» Short task: Below is a block of records; repeat all of them exactly.

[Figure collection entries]
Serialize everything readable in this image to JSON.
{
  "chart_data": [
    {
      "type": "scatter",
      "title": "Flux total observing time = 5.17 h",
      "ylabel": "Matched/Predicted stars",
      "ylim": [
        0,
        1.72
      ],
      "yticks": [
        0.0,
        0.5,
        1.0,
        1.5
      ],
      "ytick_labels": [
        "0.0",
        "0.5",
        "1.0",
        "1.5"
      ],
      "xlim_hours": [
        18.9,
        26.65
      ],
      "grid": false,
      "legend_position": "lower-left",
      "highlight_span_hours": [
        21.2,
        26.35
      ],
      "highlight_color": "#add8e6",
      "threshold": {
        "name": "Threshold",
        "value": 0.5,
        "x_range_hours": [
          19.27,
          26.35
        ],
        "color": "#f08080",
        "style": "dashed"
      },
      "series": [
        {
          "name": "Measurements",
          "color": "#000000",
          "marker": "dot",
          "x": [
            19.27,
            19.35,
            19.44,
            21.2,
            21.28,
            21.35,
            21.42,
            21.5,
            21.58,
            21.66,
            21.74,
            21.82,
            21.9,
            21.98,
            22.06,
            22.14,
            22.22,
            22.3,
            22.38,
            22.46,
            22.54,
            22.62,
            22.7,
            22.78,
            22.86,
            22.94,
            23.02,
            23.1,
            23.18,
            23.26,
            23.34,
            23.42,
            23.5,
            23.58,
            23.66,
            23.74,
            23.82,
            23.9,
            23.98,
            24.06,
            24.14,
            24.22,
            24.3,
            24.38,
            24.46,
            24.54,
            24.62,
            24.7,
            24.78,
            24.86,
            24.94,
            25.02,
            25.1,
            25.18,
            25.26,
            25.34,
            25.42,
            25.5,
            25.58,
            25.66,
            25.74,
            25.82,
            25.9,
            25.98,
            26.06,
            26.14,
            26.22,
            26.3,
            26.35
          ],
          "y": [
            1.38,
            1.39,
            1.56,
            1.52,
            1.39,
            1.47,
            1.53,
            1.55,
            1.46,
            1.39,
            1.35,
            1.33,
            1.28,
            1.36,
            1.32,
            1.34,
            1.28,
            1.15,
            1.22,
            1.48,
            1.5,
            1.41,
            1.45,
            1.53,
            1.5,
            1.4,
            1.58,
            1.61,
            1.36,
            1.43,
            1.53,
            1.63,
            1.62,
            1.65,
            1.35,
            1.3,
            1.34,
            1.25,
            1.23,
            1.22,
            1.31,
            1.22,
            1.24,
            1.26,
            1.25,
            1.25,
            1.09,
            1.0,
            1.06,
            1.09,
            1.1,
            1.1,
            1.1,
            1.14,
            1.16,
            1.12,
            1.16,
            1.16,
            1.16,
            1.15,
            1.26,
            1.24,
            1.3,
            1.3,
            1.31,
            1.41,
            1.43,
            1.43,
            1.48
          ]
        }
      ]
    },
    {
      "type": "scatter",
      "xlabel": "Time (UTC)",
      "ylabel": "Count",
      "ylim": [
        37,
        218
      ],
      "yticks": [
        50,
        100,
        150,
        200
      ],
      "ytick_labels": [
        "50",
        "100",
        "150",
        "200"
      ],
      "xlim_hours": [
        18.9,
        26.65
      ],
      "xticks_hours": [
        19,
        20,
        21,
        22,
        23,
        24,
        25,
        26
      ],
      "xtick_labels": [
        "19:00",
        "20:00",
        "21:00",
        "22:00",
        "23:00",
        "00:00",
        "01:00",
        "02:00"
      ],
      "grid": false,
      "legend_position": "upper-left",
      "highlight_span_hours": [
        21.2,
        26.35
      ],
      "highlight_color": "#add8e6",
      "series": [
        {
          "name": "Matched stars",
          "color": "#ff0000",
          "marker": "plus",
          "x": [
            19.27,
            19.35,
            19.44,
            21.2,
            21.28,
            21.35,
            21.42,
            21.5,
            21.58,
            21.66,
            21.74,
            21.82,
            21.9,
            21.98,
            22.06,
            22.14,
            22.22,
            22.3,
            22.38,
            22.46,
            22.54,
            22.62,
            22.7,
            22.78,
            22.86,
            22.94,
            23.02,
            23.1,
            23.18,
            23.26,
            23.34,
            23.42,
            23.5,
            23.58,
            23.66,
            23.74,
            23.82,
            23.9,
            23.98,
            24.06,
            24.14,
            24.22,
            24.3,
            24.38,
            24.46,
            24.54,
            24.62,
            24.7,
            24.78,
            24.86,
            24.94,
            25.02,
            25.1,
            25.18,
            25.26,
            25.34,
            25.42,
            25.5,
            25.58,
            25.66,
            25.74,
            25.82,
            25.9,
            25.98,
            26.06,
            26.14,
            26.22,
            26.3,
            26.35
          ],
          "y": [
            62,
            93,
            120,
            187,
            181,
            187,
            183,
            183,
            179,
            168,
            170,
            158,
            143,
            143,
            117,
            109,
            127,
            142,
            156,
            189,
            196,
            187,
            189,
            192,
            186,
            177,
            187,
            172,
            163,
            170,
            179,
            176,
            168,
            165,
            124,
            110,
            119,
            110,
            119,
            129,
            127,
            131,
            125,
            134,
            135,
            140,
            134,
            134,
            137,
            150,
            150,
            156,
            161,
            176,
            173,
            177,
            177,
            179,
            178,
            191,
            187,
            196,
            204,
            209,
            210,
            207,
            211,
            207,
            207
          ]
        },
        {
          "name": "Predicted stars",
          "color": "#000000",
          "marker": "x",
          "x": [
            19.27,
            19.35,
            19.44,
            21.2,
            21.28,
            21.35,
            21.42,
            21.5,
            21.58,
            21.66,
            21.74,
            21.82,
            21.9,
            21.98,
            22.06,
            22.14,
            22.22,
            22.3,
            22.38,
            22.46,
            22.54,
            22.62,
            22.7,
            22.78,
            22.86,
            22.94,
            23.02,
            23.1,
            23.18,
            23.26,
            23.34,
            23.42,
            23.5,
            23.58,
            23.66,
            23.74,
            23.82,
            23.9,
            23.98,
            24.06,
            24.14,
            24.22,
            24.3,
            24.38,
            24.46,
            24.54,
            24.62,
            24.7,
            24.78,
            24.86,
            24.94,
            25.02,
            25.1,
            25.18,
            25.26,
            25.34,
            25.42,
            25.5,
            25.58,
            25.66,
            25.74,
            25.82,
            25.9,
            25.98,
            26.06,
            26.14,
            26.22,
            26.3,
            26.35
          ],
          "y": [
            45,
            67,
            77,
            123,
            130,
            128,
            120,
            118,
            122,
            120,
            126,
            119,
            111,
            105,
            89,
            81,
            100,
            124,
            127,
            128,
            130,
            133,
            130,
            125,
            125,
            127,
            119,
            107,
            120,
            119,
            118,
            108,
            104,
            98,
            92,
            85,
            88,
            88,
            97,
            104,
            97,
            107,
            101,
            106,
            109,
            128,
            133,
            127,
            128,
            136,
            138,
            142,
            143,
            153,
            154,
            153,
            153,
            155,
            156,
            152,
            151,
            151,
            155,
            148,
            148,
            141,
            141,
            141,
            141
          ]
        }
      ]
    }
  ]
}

» Result for this task:
Serialize everything readable in this image to JSON.
{
  "chart_data": [
    {
      "type": "scatter",
      "title": "Flux total observing time = 5.17 h",
      "ylabel": "Matched/Predicted stars",
      "ylim": [
        0,
        1.72
      ],
      "yticks": [
        0.0,
        0.5,
        1.0,
        1.5
      ],
      "ytick_labels": [
        "0.0",
        "0.5",
        "1.0",
        "1.5"
      ],
      "xlim_hours": [
        18.9,
        26.65
      ],
      "grid": false,
      "legend_position": "lower-left",
      "highlight_span_hours": [
        21.2,
        26.35
      ],
      "highlight_color": "#add8e6",
      "threshold": {
        "name": "Threshold",
        "value": 0.5,
        "x_range_hours": [
          19.27,
          26.35
        ],
        "color": "#f08080",
        "style": "dashed"
      },
      "series": [
        {
          "name": "Measurements",
          "color": "#000000",
          "marker": "dot",
          "x": [
            19.27,
            19.35,
            19.44,
            21.2,
            21.28,
            21.35,
            21.42,
            21.5,
            21.58,
            21.66,
            21.74,
            21.82,
            21.9,
            21.98,
            22.06,
            22.14,
            22.22,
            22.3,
            22.38,
            22.46,
            22.54,
            22.62,
            22.7,
            22.78,
            22.86,
            22.94,
            23.02,
            23.1,
            23.18,
            23.26,
            23.34,
            23.42,
            23.5,
            23.58,
            23.66,
            23.74,
            23.82,
            23.9,
            23.98,
            24.06,
            24.14,
            24.22,
            24.3,
            24.38,
            24.46,
            24.54,
            24.62,
            24.7,
            24.78,
            24.86,
            24.94,
            25.02,
            25.1,
            25.18,
            25.26,
            25.34,
            25.42,
            25.5,
            25.58,
            25.66,
            25.74,
            25.82,
            25.9,
            25.98,
            26.06,
            26.14,
            26.22,
            26.3,
            26.35
          ],
          "y": [
            1.38,
            1.39,
            1.56,
            1.52,
            1.39,
            1.47,
            1.53,
            1.55,
            1.46,
            1.39,
            1.35,
            1.33,
            1.28,
            1.36,
            1.32,
            1.34,
            1.28,
            1.15,
            1.22,
            1.48,
            1.5,
            1.41,
            1.45,
            1.53,
            1.5,
            1.4,
            1.58,
            1.61,
            1.36,
            1.43,
            1.53,
            1.63,
            1.62,
            1.65,
            1.35,
            1.3,
            1.34,
            1.25,
            1.23,
            1.22,
            1.31,
            1.22,
            1.24,
            1.26,
            1.25,
            1.25,
            1.09,
            1.0,
            1.06,
            1.09,
            1.1,
            1.1,
            1.1,
            1.14,
            1.16,
            1.12,
            1.16,
            1.16,
            1.16,
            1.15,
            1.26,
            1.24,
            1.3,
            1.3,
            1.31,
            1.41,
            1.43,
            1.43,
            1.48
          ]
        }
      ]
    },
    {
      "type": "scatter",
      "xlabel": "Time (UTC)",
      "ylabel": "Count",
      "ylim": [
        37,
        218
      ],
      "yticks": [
        50,
        100,
        150,
        200
      ],
      "ytick_labels": [
        "50",
        "100",
        "150",
        "200"
      ],
      "xlim_hours": [
        18.9,
        26.65
      ],
      "xticks_hours": [
        19,
        20,
        21,
        22,
        23,
        24,
        25,
        26
      ],
      "xtick_labels": [
        "19:00",
        "20:00",
        "21:00",
        "22:00",
        "23:00",
        "00:00",
        "01:00",
        "02:00"
      ],
      "grid": false,
      "legend_position": "upper-left",
      "highlight_span_hours": [
        21.2,
        26.35
      ],
      "highlight_color": "#add8e6",
      "series": [
        {
          "name": "Matched stars",
          "color": "#ff0000",
          "marker": "plus",
          "x": [
            19.27,
            19.35,
            19.44,
            21.2,
            21.28,
            21.35,
            21.42,
            21.5,
            21.58,
            21.66,
            21.74,
            21.82,
            21.9,
            21.98,
            22.06,
            22.14,
            22.22,
            22.3,
            22.38,
            22.46,
            22.54,
            22.62,
            22.7,
            22.78,
            22.86,
            22.94,
            23.02,
            23.1,
            23.18,
            23.26,
            23.34,
            23.42,
            23.5,
            23.58,
            23.66,
            23.74,
            23.82,
            23.9,
            23.98,
            24.06,
            24.14,
            24.22,
            24.3,
            24.38,
            24.46,
            24.54,
            24.62,
            24.7,
            24.78,
            24.86,
            24.94,
            25.02,
            25.1,
            25.18,
            25.26,
            25.34,
            25.42,
            25.5,
            25.58,
            25.66,
            25.74,
            25.82,
            25.9,
            25.98,
            26.06,
            26.14,
            26.22,
            26.3,
            26.35
          ],
          "y": [
            62,
            93,
            120,
            187,
            181,
            187,
            183,
            183,
            179,
            168,
            170,
            158,
            143,
            143,
            117,
            109,
            127,
            142,
            156,
            189,
            196,
            187,
            189,
            192,
            186,
            177,
            187,
            172,
            163,
            170,
            179,
            176,
            168,
            165,
            124,
            110,
            119,
            110,
            119,
            129,
            127,
            131,
            125,
            134,
            135,
            140,
            134,
            134,
            137,
            150,
            150,
            156,
            161,
            176,
            173,
            177,
            177,
            179,
            178,
            191,
            187,
            196,
            204,
            209,
            210,
            207,
            211,
            207,
            207
          ]
        },
        {
          "name": "Predicted stars",
          "color": "#000000",
          "marker": "x",
          "x": [
            19.27,
            19.35,
            19.44,
            21.2,
            21.28,
            21.35,
            21.42,
            21.5,
            21.58,
            21.66,
            21.74,
            21.82,
            21.9,
            21.98,
            22.06,
            22.14,
            22.22,
            22.3,
            22.38,
            22.46,
            22.54,
            22.62,
            22.7,
            22.78,
            22.86,
            22.94,
            23.02,
            23.1,
            23.18,
            23.26,
            23.34,
            23.42,
            23.5,
            23.58,
            23.66,
            23.74,
            23.82,
            23.9,
            23.98,
            24.06,
            24.14,
            24.22,
            24.3,
            24.38,
            24.46,
            24.54,
            24.62,
            24.7,
            24.78,
            24.86,
            24.94,
            25.02,
            25.1,
            25.18,
            25.26,
            25.34,
            25.42,
            25.5,
            25.58,
            25.66,
            25.74,
            25.82,
            25.9,
            25.98,
            26.06,
            26.14,
            26.22,
            26.3,
            26.35
          ],
          "y": [
            45,
            67,
            77,
            123,
            130,
            128,
            120,
            118,
            122,
            120,
            126,
            119,
            111,
            105,
            89,
            81,
            100,
            124,
            127,
            128,
            130,
            133,
            130,
            125,
            125,
            127,
            119,
            107,
            120,
            119,
            118,
            108,
            104,
            98,
            92,
            85,
            88,
            88,
            97,
            104,
            97,
            107,
            101,
            106,
            109,
            128,
            133,
            127,
            128,
            136,
            138,
            142,
            143,
            153,
            154,
            153,
            153,
            155,
            156,
            152,
            151,
            151,
            155,
            148,
            148,
            141,
            141,
            141,
            141
          ]
        }
      ]
    }
  ]
}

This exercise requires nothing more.